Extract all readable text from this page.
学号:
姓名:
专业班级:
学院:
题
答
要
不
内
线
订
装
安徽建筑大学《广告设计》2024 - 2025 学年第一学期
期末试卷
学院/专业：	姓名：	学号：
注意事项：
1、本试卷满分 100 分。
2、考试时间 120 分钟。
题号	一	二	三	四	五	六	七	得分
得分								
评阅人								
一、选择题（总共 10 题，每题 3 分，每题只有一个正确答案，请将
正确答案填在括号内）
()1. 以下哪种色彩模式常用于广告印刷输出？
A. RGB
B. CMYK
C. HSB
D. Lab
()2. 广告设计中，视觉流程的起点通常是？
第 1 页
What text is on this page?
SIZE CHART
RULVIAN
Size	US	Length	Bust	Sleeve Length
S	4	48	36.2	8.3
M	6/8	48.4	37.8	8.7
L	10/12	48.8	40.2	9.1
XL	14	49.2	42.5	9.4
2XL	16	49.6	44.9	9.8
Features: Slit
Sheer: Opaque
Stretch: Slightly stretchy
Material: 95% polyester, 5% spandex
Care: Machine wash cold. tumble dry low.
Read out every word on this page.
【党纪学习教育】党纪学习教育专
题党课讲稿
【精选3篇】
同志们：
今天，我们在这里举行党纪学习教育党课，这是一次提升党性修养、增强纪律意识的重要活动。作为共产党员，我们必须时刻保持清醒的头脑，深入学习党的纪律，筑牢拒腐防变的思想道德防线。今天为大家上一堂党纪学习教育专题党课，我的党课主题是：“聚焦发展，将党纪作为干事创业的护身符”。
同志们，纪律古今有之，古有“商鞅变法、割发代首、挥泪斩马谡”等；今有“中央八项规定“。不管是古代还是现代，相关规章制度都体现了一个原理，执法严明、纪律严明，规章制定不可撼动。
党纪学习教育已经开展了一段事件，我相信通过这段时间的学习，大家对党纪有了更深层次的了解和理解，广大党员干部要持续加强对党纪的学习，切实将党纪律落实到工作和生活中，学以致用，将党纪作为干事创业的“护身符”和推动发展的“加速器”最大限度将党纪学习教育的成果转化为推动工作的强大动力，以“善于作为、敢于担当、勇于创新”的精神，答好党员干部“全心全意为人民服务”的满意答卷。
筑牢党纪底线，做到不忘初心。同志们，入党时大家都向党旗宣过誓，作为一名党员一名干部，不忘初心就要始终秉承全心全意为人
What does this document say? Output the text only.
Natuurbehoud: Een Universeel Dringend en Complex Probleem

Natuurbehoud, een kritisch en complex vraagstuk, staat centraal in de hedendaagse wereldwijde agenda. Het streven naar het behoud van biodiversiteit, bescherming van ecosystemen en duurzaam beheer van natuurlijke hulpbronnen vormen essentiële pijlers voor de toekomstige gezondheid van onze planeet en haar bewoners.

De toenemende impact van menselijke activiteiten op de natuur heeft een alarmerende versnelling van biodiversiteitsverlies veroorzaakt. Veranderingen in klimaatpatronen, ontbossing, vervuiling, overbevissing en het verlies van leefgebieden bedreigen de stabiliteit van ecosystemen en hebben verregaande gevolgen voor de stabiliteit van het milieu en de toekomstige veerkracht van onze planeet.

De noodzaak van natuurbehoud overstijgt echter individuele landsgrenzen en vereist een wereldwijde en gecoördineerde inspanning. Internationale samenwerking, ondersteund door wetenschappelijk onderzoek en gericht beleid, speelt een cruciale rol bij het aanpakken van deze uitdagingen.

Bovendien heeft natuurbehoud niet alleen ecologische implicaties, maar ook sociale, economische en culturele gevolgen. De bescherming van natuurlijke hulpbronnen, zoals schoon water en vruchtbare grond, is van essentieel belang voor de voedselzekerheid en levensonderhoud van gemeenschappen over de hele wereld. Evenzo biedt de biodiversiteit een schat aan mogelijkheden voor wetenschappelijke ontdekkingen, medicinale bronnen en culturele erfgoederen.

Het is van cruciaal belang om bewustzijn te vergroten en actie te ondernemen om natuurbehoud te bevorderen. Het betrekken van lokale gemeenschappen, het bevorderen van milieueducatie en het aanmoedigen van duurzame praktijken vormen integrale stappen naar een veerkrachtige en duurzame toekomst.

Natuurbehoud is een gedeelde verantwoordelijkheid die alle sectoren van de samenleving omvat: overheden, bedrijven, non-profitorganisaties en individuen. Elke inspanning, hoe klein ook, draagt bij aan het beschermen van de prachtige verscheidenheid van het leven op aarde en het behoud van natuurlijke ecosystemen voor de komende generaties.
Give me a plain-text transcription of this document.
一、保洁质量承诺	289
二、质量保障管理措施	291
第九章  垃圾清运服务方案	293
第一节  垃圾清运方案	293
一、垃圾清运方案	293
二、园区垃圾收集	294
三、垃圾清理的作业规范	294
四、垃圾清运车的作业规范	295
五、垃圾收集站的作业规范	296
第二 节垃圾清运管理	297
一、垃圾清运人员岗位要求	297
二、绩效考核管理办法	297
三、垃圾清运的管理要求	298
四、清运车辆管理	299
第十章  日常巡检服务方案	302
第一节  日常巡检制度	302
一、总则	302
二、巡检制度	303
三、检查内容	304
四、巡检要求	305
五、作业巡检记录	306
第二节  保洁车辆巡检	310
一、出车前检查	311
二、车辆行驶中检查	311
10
========================================
» **JOB**: Your answer should be a single number: the count of lines in the listing that contain the word "this".

» **TASK ANSWER**: 5